>>

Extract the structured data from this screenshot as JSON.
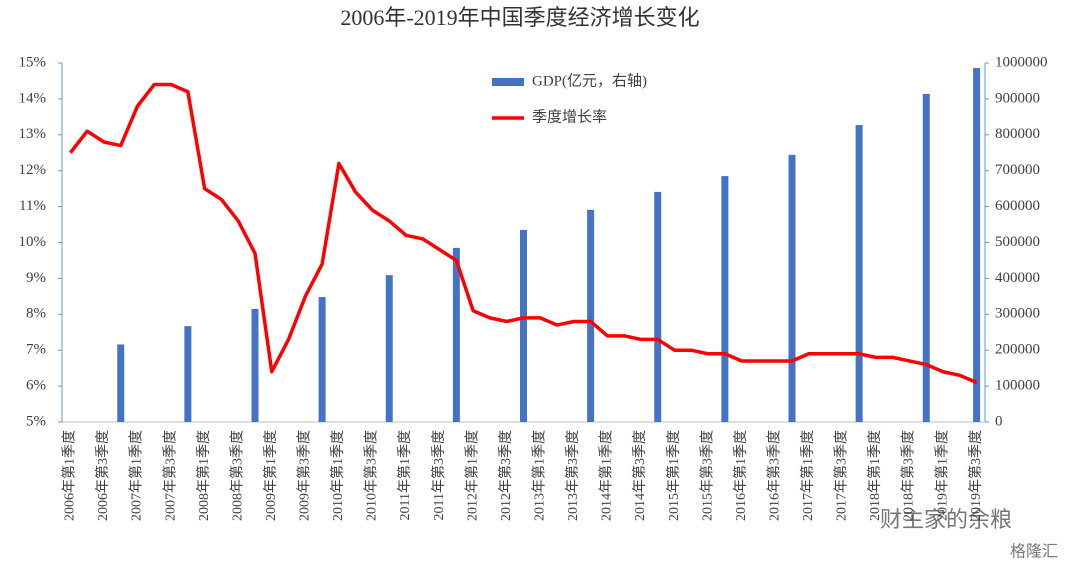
{
  "chart_data": {
    "type": "combo",
    "title": "2006年-2019年中国季度经济增长变化",
    "categories": [
      "2006年第1季度",
      null,
      "2006年第3季度",
      null,
      "2007年第1季度",
      null,
      "2007年第3季度",
      null,
      "2008年第1季度",
      null,
      "2008年第3季度",
      null,
      "2009年第1季度",
      null,
      "2009年第3季度",
      null,
      "2010年第1季度",
      null,
      "2010年第3季度",
      null,
      "2011年第1季度",
      null,
      "2011年第3季度",
      null,
      "2012年第1季度",
      null,
      "2012年第3季度",
      null,
      "2013年第1季度",
      null,
      "2013年第3季度",
      null,
      "2014年第1季度",
      null,
      "2014年第3季度",
      null,
      "2015年第1季度",
      null,
      "2015年第3季度",
      null,
      "2016年第1季度",
      null,
      "2016年第3季度",
      null,
      "2017年第1季度",
      null,
      "2017年第3季度",
      null,
      "2018年第1季度",
      null,
      "2018年第3季度",
      null,
      "2019年第1季度",
      null,
      "2019年第3季度"
    ],
    "series": [
      {
        "name": "GDP(亿元，右轴)",
        "type": "bar",
        "axis": "y2",
        "color": "#4472c4",
        "values": [
          null,
          null,
          null,
          216000,
          null,
          null,
          null,
          267000,
          null,
          null,
          null,
          315000,
          null,
          null,
          null,
          348000,
          null,
          null,
          null,
          409000,
          null,
          null,
          null,
          485000,
          null,
          null,
          null,
          535000,
          null,
          null,
          null,
          591000,
          null,
          null,
          null,
          641000,
          null,
          null,
          null,
          685000,
          null,
          null,
          null,
          744000,
          null,
          null,
          null,
          827000,
          null,
          null,
          null,
          914000,
          null,
          null,
          986000
        ]
      },
      {
        "name": "季度增长率",
        "type": "line",
        "color": "#ff0000",
        "values": [
          12.5,
          13.1,
          12.8,
          12.7,
          13.8,
          14.4,
          14.4,
          14.2,
          11.5,
          11.2,
          10.6,
          9.7,
          6.4,
          7.3,
          8.5,
          9.4,
          12.2,
          11.4,
          10.9,
          10.6,
          10.2,
          10.1,
          9.8,
          9.5,
          8.1,
          7.9,
          7.8,
          7.9,
          7.9,
          7.7,
          7.8,
          7.8,
          7.4,
          7.4,
          7.3,
          7.3,
          7.0,
          7.0,
          6.9,
          6.9,
          6.7,
          6.7,
          6.7,
          6.7,
          6.9,
          6.9,
          6.9,
          6.9,
          6.8,
          6.8,
          6.7,
          6.6,
          6.4,
          6.3,
          6.1
        ]
      }
    ],
    "ylim": [
      5,
      15
    ],
    "yticks": [
      {
        "value": 5,
        "label": "5%"
      },
      {
        "value": 6,
        "label": "6%"
      },
      {
        "value": 7,
        "label": "7%"
      },
      {
        "value": 8,
        "label": "8%"
      },
      {
        "value": 9,
        "label": "9%"
      },
      {
        "value": 10,
        "label": "10%"
      },
      {
        "value": 11,
        "label": "11%"
      },
      {
        "value": 12,
        "label": "12%"
      },
      {
        "value": 13,
        "label": "13%"
      },
      {
        "value": 14,
        "label": "14%"
      },
      {
        "value": 15,
        "label": "15%"
      }
    ],
    "y2lim": [
      0,
      1000000
    ],
    "y2ticks": [
      0,
      100000,
      200000,
      300000,
      400000,
      500000,
      600000,
      700000,
      800000,
      900000,
      1000000
    ],
    "grid": false,
    "legend": "top",
    "watermark": [
      "财主家的余粮",
      "格隆汇"
    ]
  }
}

<<

PROBLEM TO WORK ON: Output an exact copy of the material, with the pictures removed.

PROBLEM SOLUTION:
Extract the structured data from this screenshot as JSON.
{
  "chart_data": {
    "type": "combo",
    "title": "2006年-2019年中国季度经济增长变化",
    "categories": [
      "2006年第1季度",
      null,
      "2006年第3季度",
      null,
      "2007年第1季度",
      null,
      "2007年第3季度",
      null,
      "2008年第1季度",
      null,
      "2008年第3季度",
      null,
      "2009年第1季度",
      null,
      "2009年第3季度",
      null,
      "2010年第1季度",
      null,
      "2010年第3季度",
      null,
      "2011年第1季度",
      null,
      "2011年第3季度",
      null,
      "2012年第1季度",
      null,
      "2012年第3季度",
      null,
      "2013年第1季度",
      null,
      "2013年第3季度",
      null,
      "2014年第1季度",
      null,
      "2014年第3季度",
      null,
      "2015年第1季度",
      null,
      "2015年第3季度",
      null,
      "2016年第1季度",
      null,
      "2016年第3季度",
      null,
      "2017年第1季度",
      null,
      "2017年第3季度",
      null,
      "2018年第1季度",
      null,
      "2018年第3季度",
      null,
      "2019年第1季度",
      null,
      "2019年第3季度"
    ],
    "series": [
      {
        "name": "GDP(亿元，右轴)",
        "type": "bar",
        "axis": "y2",
        "color": "#4472c4",
        "values": [
          null,
          null,
          null,
          216000,
          null,
          null,
          null,
          267000,
          null,
          null,
          null,
          315000,
          null,
          null,
          null,
          348000,
          null,
          null,
          null,
          409000,
          null,
          null,
          null,
          485000,
          null,
          null,
          null,
          535000,
          null,
          null,
          null,
          591000,
          null,
          null,
          null,
          641000,
          null,
          null,
          null,
          685000,
          null,
          null,
          null,
          744000,
          null,
          null,
          null,
          827000,
          null,
          null,
          null,
          914000,
          null,
          null,
          986000
        ]
      },
      {
        "name": "季度增长率",
        "type": "line",
        "color": "#ff0000",
        "values": [
          12.5,
          13.1,
          12.8,
          12.7,
          13.8,
          14.4,
          14.4,
          14.2,
          11.5,
          11.2,
          10.6,
          9.7,
          6.4,
          7.3,
          8.5,
          9.4,
          12.2,
          11.4,
          10.9,
          10.6,
          10.2,
          10.1,
          9.8,
          9.5,
          8.1,
          7.9,
          7.8,
          7.9,
          7.9,
          7.7,
          7.8,
          7.8,
          7.4,
          7.4,
          7.3,
          7.3,
          7.0,
          7.0,
          6.9,
          6.9,
          6.7,
          6.7,
          6.7,
          6.7,
          6.9,
          6.9,
          6.9,
          6.9,
          6.8,
          6.8,
          6.7,
          6.6,
          6.4,
          6.3,
          6.1
        ]
      }
    ],
    "ylim": [
      5,
      15
    ],
    "yticks": [
      {
        "value": 5,
        "label": "5%"
      },
      {
        "value": 6,
        "label": "6%"
      },
      {
        "value": 7,
        "label": "7%"
      },
      {
        "value": 8,
        "label": "8%"
      },
      {
        "value": 9,
        "label": "9%"
      },
      {
        "value": 10,
        "label": "10%"
      },
      {
        "value": 11,
        "label": "11%"
      },
      {
        "value": 12,
        "label": "12%"
      },
      {
        "value": 13,
        "label": "13%"
      },
      {
        "value": 14,
        "label": "14%"
      },
      {
        "value": 15,
        "label": "15%"
      }
    ],
    "y2lim": [
      0,
      1000000
    ],
    "y2ticks": [
      0,
      100000,
      200000,
      300000,
      400000,
      500000,
      600000,
      700000,
      800000,
      900000,
      1000000
    ],
    "grid": false,
    "legend": "top",
    "watermark": [
      "财主家的余粮",
      "格隆汇"
    ]
  }
}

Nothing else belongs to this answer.